═══ Information given ═══

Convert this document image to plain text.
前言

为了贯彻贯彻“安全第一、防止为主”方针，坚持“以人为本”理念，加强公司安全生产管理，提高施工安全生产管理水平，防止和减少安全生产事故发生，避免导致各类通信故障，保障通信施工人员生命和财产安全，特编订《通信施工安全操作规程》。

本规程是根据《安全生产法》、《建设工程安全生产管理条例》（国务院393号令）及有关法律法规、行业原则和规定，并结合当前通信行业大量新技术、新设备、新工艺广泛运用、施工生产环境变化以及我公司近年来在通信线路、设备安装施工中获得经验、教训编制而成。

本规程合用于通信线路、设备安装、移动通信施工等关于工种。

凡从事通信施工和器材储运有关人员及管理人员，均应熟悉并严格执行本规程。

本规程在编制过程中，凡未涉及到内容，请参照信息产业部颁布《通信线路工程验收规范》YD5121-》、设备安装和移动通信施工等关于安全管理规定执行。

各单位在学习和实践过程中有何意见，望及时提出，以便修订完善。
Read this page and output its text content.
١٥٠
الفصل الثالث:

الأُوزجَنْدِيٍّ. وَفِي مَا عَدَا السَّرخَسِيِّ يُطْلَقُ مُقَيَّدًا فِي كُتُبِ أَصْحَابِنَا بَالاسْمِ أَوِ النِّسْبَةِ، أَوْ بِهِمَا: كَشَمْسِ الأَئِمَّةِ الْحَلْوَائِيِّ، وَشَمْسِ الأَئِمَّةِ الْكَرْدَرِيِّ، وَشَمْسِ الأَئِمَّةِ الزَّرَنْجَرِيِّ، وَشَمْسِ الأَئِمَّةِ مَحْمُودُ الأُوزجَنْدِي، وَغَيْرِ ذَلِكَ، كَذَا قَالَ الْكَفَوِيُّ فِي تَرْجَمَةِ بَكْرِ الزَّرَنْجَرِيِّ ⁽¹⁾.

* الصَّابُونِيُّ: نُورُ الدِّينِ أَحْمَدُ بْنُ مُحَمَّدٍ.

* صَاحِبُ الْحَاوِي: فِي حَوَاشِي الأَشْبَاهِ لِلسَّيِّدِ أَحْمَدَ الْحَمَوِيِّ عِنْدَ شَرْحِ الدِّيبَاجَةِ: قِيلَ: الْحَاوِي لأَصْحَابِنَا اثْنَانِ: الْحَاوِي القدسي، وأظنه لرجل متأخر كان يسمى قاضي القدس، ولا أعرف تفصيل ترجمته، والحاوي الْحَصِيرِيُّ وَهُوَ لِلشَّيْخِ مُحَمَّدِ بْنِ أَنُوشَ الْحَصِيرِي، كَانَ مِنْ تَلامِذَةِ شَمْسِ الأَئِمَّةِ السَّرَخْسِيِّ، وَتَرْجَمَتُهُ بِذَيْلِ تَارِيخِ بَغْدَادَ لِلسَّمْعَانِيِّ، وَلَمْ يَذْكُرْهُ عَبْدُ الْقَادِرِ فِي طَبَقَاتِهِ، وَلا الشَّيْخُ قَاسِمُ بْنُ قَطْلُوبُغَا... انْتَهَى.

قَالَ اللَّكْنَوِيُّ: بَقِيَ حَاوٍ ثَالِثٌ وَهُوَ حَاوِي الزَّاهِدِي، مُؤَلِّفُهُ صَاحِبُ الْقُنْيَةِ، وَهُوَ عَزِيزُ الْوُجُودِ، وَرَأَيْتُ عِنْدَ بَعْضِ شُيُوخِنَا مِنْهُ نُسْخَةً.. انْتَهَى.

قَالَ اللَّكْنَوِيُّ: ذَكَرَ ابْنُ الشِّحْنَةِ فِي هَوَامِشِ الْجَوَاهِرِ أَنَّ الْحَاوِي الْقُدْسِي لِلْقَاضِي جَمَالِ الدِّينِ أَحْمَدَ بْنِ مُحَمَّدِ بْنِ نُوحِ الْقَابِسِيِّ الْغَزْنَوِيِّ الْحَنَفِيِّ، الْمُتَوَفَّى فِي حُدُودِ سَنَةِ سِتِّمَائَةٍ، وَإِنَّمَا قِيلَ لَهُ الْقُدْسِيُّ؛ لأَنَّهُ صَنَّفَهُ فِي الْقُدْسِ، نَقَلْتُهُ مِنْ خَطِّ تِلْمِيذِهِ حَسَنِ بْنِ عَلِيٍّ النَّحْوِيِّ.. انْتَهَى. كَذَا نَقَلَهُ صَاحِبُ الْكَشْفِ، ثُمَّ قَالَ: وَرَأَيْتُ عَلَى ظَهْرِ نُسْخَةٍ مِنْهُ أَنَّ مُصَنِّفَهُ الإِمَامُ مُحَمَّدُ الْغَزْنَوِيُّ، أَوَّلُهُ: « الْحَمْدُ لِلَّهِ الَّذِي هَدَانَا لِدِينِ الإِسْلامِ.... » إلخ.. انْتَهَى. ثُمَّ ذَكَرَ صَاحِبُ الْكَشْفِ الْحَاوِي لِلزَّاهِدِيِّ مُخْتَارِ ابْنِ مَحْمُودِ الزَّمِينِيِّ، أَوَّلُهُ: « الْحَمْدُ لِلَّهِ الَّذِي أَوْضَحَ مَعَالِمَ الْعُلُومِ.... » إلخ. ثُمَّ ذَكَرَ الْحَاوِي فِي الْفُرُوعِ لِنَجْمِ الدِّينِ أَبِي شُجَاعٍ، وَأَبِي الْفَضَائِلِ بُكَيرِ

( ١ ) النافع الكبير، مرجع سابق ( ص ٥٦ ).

═══

What this task involves: Repeat all of the entries exactly.

Completed task:
Convert this document image to plain text.
前言

为了贯彻贯彻“安全第一、防止为主”方针，坚持“以人为本”理念，加强公司安全生产管理，提高施工安全生产管理水平，防止和减少安全生产事故发生，避免导致各类通信故障，保障通信施工人员生命和财产安全，特编订《通信施工安全操作规程》。

本规程是根据《安全生产法》、《建设工程安全生产管理条例》（国务院393号令）及有关法律法规、行业原则和规定，并结合当前通信行业大量新技术、新设备、新工艺广泛运用、施工生产环境变化以及我公司近年来在通信线路、设备安装施工中获得经验、教训编制而成。

本规程合用于通信线路、设备安装、移动通信施工等关于工种。

凡从事通信施工和器材储运有关人员及管理人员，均应熟悉并严格执行本规程。

本规程在编制过程中，凡未涉及到内容，请参照信息产业部颁布《通信线路工程验收规范》YD5121-》、设备安装和移动通信施工等关于安全管理规定执行。

各单位在学习和实践过程中有何意见，望及时提出，以便修订完善。
Read this page and output its text content.
١٥٠
الفصل الثالث:

الأُوزجَنْدِيٍّ. وَفِي مَا عَدَا السَّرخَسِيِّ يُطْلَقُ مُقَيَّدًا فِي كُتُبِ أَصْحَابِنَا بَالاسْمِ أَوِ النِّسْبَةِ، أَوْ بِهِمَا: كَشَمْسِ الأَئِمَّةِ الْحَلْوَائِيِّ، وَشَمْسِ الأَئِمَّةِ الْكَرْدَرِيِّ، وَشَمْسِ الأَئِمَّةِ الزَّرَنْجَرِيِّ، وَشَمْسِ الأَئِمَّةِ مَحْمُودُ الأُوزجَنْدِي، وَغَيْرِ ذَلِكَ، كَذَا قَالَ الْكَفَوِيُّ فِي تَرْجَمَةِ بَكْرِ الزَّرَنْجَرِيِّ ⁽¹⁾.

* الصَّابُونِيُّ: نُورُ الدِّينِ أَحْمَدُ بْنُ مُحَمَّدٍ.

* صَاحِبُ الْحَاوِي: فِي حَوَاشِي الأَشْبَاهِ لِلسَّيِّدِ أَحْمَدَ الْحَمَوِيِّ عِنْدَ شَرْحِ الدِّيبَاجَةِ: قِيلَ: الْحَاوِي لأَصْحَابِنَا اثْنَانِ: الْحَاوِي القدسي، وأظنه لرجل متأخر كان يسمى قاضي القدس، ولا أعرف تفصيل ترجمته، والحاوي الْحَصِيرِيُّ وَهُوَ لِلشَّيْخِ مُحَمَّدِ بْنِ أَنُوشَ الْحَصِيرِي، كَانَ مِنْ تَلامِذَةِ شَمْسِ الأَئِمَّةِ السَّرَخْسِيِّ، وَتَرْجَمَتُهُ بِذَيْلِ تَارِيخِ بَغْدَادَ لِلسَّمْعَانِيِّ، وَلَمْ يَذْكُرْهُ عَبْدُ الْقَادِرِ فِي طَبَقَاتِهِ، وَلا الشَّيْخُ قَاسِمُ بْنُ قَطْلُوبُغَا... انْتَهَى.

قَالَ اللَّكْنَوِيُّ: بَقِيَ حَاوٍ ثَالِثٌ وَهُوَ حَاوِي الزَّاهِدِي، مُؤَلِّفُهُ صَاحِبُ الْقُنْيَةِ، وَهُوَ عَزِيزُ الْوُجُودِ، وَرَأَيْتُ عِنْدَ بَعْضِ شُيُوخِنَا مِنْهُ نُسْخَةً.. انْتَهَى.

قَالَ اللَّكْنَوِيُّ: ذَكَرَ ابْنُ الشِّحْنَةِ فِي هَوَامِشِ الْجَوَاهِرِ أَنَّ الْحَاوِي الْقُدْسِي لِلْقَاضِي جَمَالِ الدِّينِ أَحْمَدَ بْنِ مُحَمَّدِ بْنِ نُوحِ الْقَابِسِيِّ الْغَزْنَوِيِّ الْحَنَفِيِّ، الْمُتَوَفَّى فِي حُدُودِ سَنَةِ سِتِّمَائَةٍ، وَإِنَّمَا قِيلَ لَهُ الْقُدْسِيُّ؛ لأَنَّهُ صَنَّفَهُ فِي الْقُدْسِ، نَقَلْتُهُ مِنْ خَطِّ تِلْمِيذِهِ حَسَنِ بْنِ عَلِيٍّ النَّحْوِيِّ.. انْتَهَى. كَذَا نَقَلَهُ صَاحِبُ الْكَشْفِ، ثُمَّ قَالَ: وَرَأَيْتُ عَلَى ظَهْرِ نُسْخَةٍ مِنْهُ أَنَّ مُصَنِّفَهُ الإِمَامُ مُحَمَّدُ الْغَزْنَوِيُّ، أَوَّلُهُ: « الْحَمْدُ لِلَّهِ الَّذِي هَدَانَا لِدِينِ الإِسْلامِ.... » إلخ.. انْتَهَى. ثُمَّ ذَكَرَ صَاحِبُ الْكَشْفِ الْحَاوِي لِلزَّاهِدِيِّ مُخْتَارِ ابْنِ مَحْمُودِ الزَّمِينِيِّ، أَوَّلُهُ: « الْحَمْدُ لِلَّهِ الَّذِي أَوْضَحَ مَعَالِمَ الْعُلُومِ.... » إلخ. ثُمَّ ذَكَرَ الْحَاوِي فِي الْفُرُوعِ لِنَجْمِ الدِّينِ أَبِي شُجَاعٍ، وَأَبِي الْفَضَائِلِ بُكَيرِ

( ١ ) النافع الكبير، مرجع سابق ( ص ٥٦ ).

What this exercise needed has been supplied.